Brief - Leave the pictures out. Return all other data exactly.

Data shown -
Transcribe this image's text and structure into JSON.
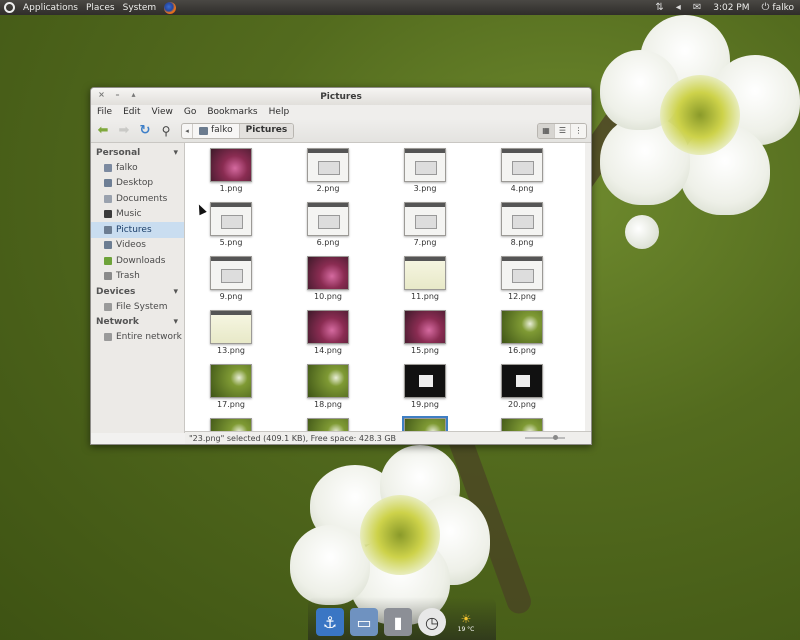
{
  "top_panel": {
    "menus": [
      "Applications",
      "Places",
      "System"
    ],
    "clock": "3:02 PM",
    "user": "falko",
    "icons": [
      "ubuntu-logo",
      "firefox-icon",
      "network-icon",
      "volume-icon",
      "mail-icon",
      "power-icon"
    ]
  },
  "window": {
    "title": "Pictures",
    "controls": [
      "×",
      "–",
      "▴"
    ],
    "menu": [
      "File",
      "Edit",
      "View",
      "Go",
      "Bookmarks",
      "Help"
    ],
    "toolbar": {
      "path": [
        "falko",
        "Pictures"
      ],
      "path_left_arrow": "◂"
    },
    "sidebar": {
      "personal_header": "Personal",
      "personal": [
        {
          "label": "falko",
          "icon": "home-icon",
          "color": "#7c8aa0"
        },
        {
          "label": "Desktop",
          "icon": "desktop-icon",
          "color": "#6e7f95"
        },
        {
          "label": "Documents",
          "icon": "documents-icon",
          "color": "#9aa2ae"
        },
        {
          "label": "Music",
          "icon": "music-icon",
          "color": "#3b3b3b"
        },
        {
          "label": "Pictures",
          "icon": "pictures-icon",
          "color": "#6c7d92"
        },
        {
          "label": "Videos",
          "icon": "videos-icon",
          "color": "#6c7d92"
        },
        {
          "label": "Downloads",
          "icon": "downloads-icon",
          "color": "#6ea33a"
        },
        {
          "label": "Trash",
          "icon": "trash-icon",
          "color": "#8a8a8a"
        }
      ],
      "selected": "Pictures",
      "devices_header": "Devices",
      "devices": [
        {
          "label": "File System",
          "icon": "filesystem-icon",
          "color": "#9a9a9a"
        }
      ],
      "network_header": "Network",
      "network": [
        {
          "label": "Entire network",
          "icon": "network-icon",
          "color": "#9a9a9a"
        }
      ]
    },
    "files": [
      {
        "name": "1.png",
        "style": "t-purple"
      },
      {
        "name": "2.png",
        "style": "t-white"
      },
      {
        "name": "3.png",
        "style": "t-white"
      },
      {
        "name": "4.png",
        "style": "t-white"
      },
      {
        "name": "5.png",
        "style": "t-white"
      },
      {
        "name": "6.png",
        "style": "t-white"
      },
      {
        "name": "7.png",
        "style": "t-white"
      },
      {
        "name": "8.png",
        "style": "t-white"
      },
      {
        "name": "9.png",
        "style": "t-white"
      },
      {
        "name": "10.png",
        "style": "t-purple"
      },
      {
        "name": "11.png",
        "style": "t-sheet"
      },
      {
        "name": "12.png",
        "style": "t-white"
      },
      {
        "name": "13.png",
        "style": "t-sheet"
      },
      {
        "name": "14.png",
        "style": "t-purple"
      },
      {
        "name": "15.png",
        "style": "t-purple"
      },
      {
        "name": "16.png",
        "style": "t-green"
      },
      {
        "name": "17.png",
        "style": "t-green"
      },
      {
        "name": "18.png",
        "style": "t-green"
      },
      {
        "name": "19.png",
        "style": "t-dark"
      },
      {
        "name": "20.png",
        "style": "t-dark"
      },
      {
        "name": "",
        "style": "t-green"
      },
      {
        "name": "",
        "style": "t-green"
      },
      {
        "name": "",
        "style": "t-green",
        "selected": true
      },
      {
        "name": "",
        "style": "t-green"
      }
    ],
    "status": "\"23.png\" selected (409.1 KB), Free space: 428.3 GB"
  },
  "dock": {
    "icons": [
      "anchor-icon",
      "folder-icon",
      "trash-can-icon",
      "clock-icon",
      "weather-icon"
    ],
    "weather_temp": "19 °C"
  }
}
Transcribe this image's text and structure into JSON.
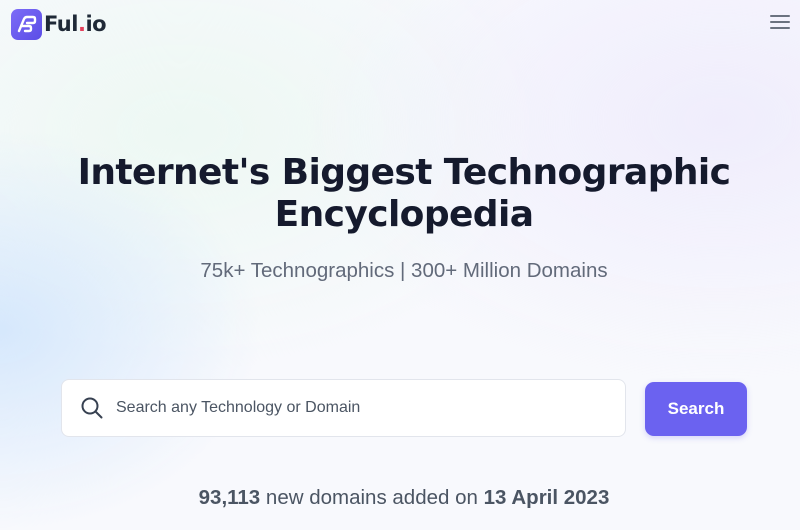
{
  "header": {
    "logo": {
      "icon": "logo-mark-icon",
      "name_main": "Ful",
      "name_dot": ".",
      "name_tld": "io",
      "accent_color": "#6b62f0",
      "dot_color": "#e4405b"
    },
    "menu_icon": "hamburger-menu-icon"
  },
  "hero": {
    "title_line1": "Internet's Biggest Technographic",
    "title_line2": "Encyclopedia",
    "subtitle": "75k+ Technographics | 300+ Million Domains"
  },
  "search": {
    "icon": "search-icon",
    "value": "",
    "placeholder": "Search any Technology or Domain",
    "button_label": "Search",
    "button_color": "#6b62f0"
  },
  "stats": {
    "count": "93,113",
    "text_middle": "new domains added on",
    "date": "13 April 2023"
  }
}
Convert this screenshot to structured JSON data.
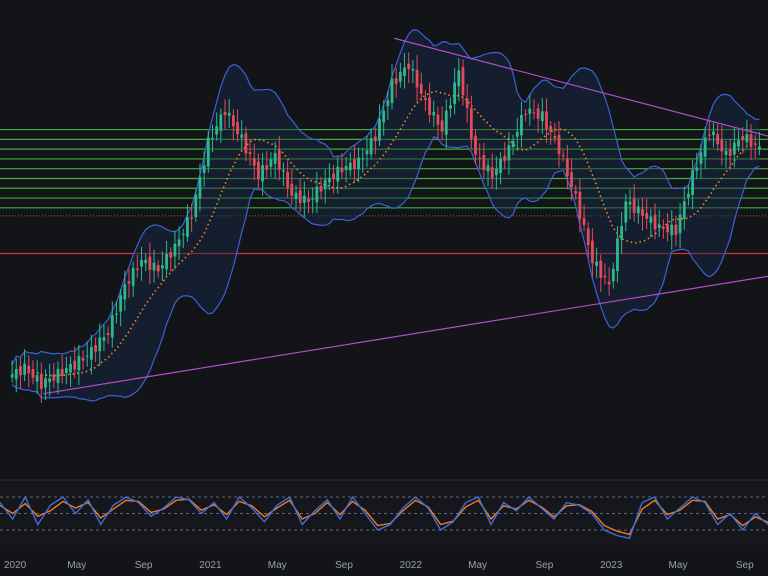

The completed task -
Transcribe this image's text and structure into JSON.
{
  "top_panel": {
    "menus": [
      "Applications",
      "Places",
      "System"
    ],
    "clock": "3:02 PM",
    "user": "falko",
    "icons": [
      "ubuntu-logo",
      "firefox-icon",
      "network-icon",
      "volume-icon",
      "mail-icon",
      "power-icon"
    ]
  },
  "window": {
    "title": "Pictures",
    "controls": [
      "×",
      "–",
      "▴"
    ],
    "menu": [
      "File",
      "Edit",
      "View",
      "Go",
      "Bookmarks",
      "Help"
    ],
    "toolbar": {
      "path": [
        "falko",
        "Pictures"
      ],
      "path_left_arrow": "◂"
    },
    "sidebar": {
      "personal_header": "Personal",
      "personal": [
        {
          "label": "falko",
          "icon": "home-icon",
          "color": "#7c8aa0"
        },
        {
          "label": "Desktop",
          "icon": "desktop-icon",
          "color": "#6e7f95"
        },
        {
          "label": "Documents",
          "icon": "documents-icon",
          "color": "#9aa2ae"
        },
        {
          "label": "Music",
          "icon": "music-icon",
          "color": "#3b3b3b"
        },
        {
          "label": "Pictures",
          "icon": "pictures-icon",
          "color": "#6c7d92"
        },
        {
          "label": "Videos",
          "icon": "videos-icon",
          "color": "#6c7d92"
        },
        {
          "label": "Downloads",
          "icon": "downloads-icon",
          "color": "#6ea33a"
        },
        {
          "label": "Trash",
          "icon": "trash-icon",
          "color": "#8a8a8a"
        }
      ],
      "selected": "Pictures",
      "devices_header": "Devices",
      "devices": [
        {
          "label": "File System",
          "icon": "filesystem-icon",
          "color": "#9a9a9a"
        }
      ],
      "network_header": "Network",
      "network": [
        {
          "label": "Entire network",
          "icon": "network-icon",
          "color": "#9a9a9a"
        }
      ]
    },
    "files": [
      {
        "name": "1.png",
        "style": "t-purple"
      },
      {
        "name": "2.png",
        "style": "t-white"
      },
      {
        "name": "3.png",
        "style": "t-white"
      },
      {
        "name": "4.png",
        "style": "t-white"
      },
      {
        "name": "5.png",
        "style": "t-white"
      },
      {
        "name": "6.png",
        "style": "t-white"
      },
      {
        "name": "7.png",
        "style": "t-white"
      },
      {
        "name": "8.png",
        "style": "t-white"
      },
      {
        "name": "9.png",
        "style": "t-white"
      },
      {
        "name": "10.png",
        "style": "t-purple"
      },
      {
        "name": "11.png",
        "style": "t-sheet"
      },
      {
        "name": "12.png",
        "style": "t-white"
      },
      {
        "name": "13.png",
        "style": "t-sheet"
      },
      {
        "name": "14.png",
        "style": "t-purple"
      },
      {
        "name": "15.png",
        "style": "t-purple"
      },
      {
        "name": "16.png",
        "style": "t-green"
      },
      {
        "name": "17.png",
        "style": "t-green"
      },
      {
        "name": "18.png",
        "style": "t-green"
      },
      {
        "name": "19.png",
        "style": "t-dark"
      },
      {
        "name": "20.png",
        "style": "t-dark"
      },
      {
        "name": "",
        "style": "t-green"
      },
      {
        "name": "",
        "style": "t-green"
      },
      {
        "name": "",
        "style": "t-green",
        "selected": true
      },
      {
        "name": "",
        "style": "t-green"
      }
    ],
    "status": "\"23.png\" selected (409.1 KB), Free space: 428.3 GB"
  },
  "dock": {
    "icons": [
      "anchor-icon",
      "folder-icon",
      "trash-can-icon",
      "clock-icon",
      "weather-icon"
    ],
    "weather_temp": "19 °C"
  }
}
Transcribe this image's text and structure into JSON.
{
  "header": {
    "logo": {
      "icon": "logo-mark-icon",
      "name_main": "Ful",
      "name_dot": ".",
      "name_tld": "io",
      "accent_color": "#6b62f0",
      "dot_color": "#e4405b"
    },
    "menu_icon": "hamburger-menu-icon"
  },
  "hero": {
    "title_line1": "Internet's Biggest Technographic",
    "title_line2": "Encyclopedia",
    "subtitle": "75k+ Technographics | 300+ Million Domains"
  },
  "search": {
    "icon": "search-icon",
    "value": "",
    "placeholder": "Search any Technology or Domain",
    "button_label": "Search",
    "button_color": "#6b62f0"
  },
  "stats": {
    "count": "93,113",
    "text_middle": "new domains added on",
    "date": "13 April 2023"
  }
}
Convert this screenshot to structured JSON data.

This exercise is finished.